§ **DATA FOR THIS TASK**:

===

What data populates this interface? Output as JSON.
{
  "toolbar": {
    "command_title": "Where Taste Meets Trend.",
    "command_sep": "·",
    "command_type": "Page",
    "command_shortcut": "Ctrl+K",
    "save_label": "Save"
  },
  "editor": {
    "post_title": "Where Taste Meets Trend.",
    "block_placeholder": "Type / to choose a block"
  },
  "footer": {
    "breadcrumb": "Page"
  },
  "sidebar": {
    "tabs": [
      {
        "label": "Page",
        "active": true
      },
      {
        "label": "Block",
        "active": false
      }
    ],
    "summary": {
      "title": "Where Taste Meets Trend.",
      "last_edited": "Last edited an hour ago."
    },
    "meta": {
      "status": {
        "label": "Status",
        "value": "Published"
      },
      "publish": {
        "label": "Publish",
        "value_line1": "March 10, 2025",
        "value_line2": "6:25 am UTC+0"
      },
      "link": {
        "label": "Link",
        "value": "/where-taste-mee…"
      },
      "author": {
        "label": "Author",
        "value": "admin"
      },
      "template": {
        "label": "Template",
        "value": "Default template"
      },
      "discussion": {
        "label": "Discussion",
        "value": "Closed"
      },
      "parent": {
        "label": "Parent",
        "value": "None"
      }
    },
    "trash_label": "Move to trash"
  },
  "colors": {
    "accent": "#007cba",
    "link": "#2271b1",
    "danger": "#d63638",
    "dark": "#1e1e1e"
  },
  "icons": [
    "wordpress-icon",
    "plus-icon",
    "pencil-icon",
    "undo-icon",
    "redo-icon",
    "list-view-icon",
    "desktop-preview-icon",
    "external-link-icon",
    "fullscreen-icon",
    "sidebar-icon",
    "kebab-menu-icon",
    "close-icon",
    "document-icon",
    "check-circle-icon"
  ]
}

===

§ **JOB**: Using the exact wording, write out all of the records.

§ **EXERCISE SOLUTION**:
What data populates this interface? Output as JSON.
{
  "toolbar": {
    "command_title": "Where Taste Meets Trend.",
    "command_sep": "·",
    "command_type": "Page",
    "command_shortcut": "Ctrl+K",
    "save_label": "Save"
  },
  "editor": {
    "post_title": "Where Taste Meets Trend.",
    "block_placeholder": "Type / to choose a block"
  },
  "footer": {
    "breadcrumb": "Page"
  },
  "sidebar": {
    "tabs": [
      {
        "label": "Page",
        "active": true
      },
      {
        "label": "Block",
        "active": false
      }
    ],
    "summary": {
      "title": "Where Taste Meets Trend.",
      "last_edited": "Last edited an hour ago."
    },
    "meta": {
      "status": {
        "label": "Status",
        "value": "Published"
      },
      "publish": {
        "label": "Publish",
        "value_line1": "March 10, 2025",
        "value_line2": "6:25 am UTC+0"
      },
      "link": {
        "label": "Link",
        "value": "/where-taste-mee…"
      },
      "author": {
        "label": "Author",
        "value": "admin"
      },
      "template": {
        "label": "Template",
        "value": "Default template"
      },
      "discussion": {
        "label": "Discussion",
        "value": "Closed"
      },
      "parent": {
        "label": "Parent",
        "value": "None"
      }
    },
    "trash_label": "Move to trash"
  },
  "colors": {
    "accent": "#007cba",
    "link": "#2271b1",
    "danger": "#d63638",
    "dark": "#1e1e1e"
  },
  "icons": [
    "wordpress-icon",
    "plus-icon",
    "pencil-icon",
    "undo-icon",
    "redo-icon",
    "list-view-icon",
    "desktop-preview-icon",
    "external-link-icon",
    "fullscreen-icon",
    "sidebar-icon",
    "kebab-menu-icon",
    "close-icon",
    "document-icon",
    "check-circle-icon"
  ]
}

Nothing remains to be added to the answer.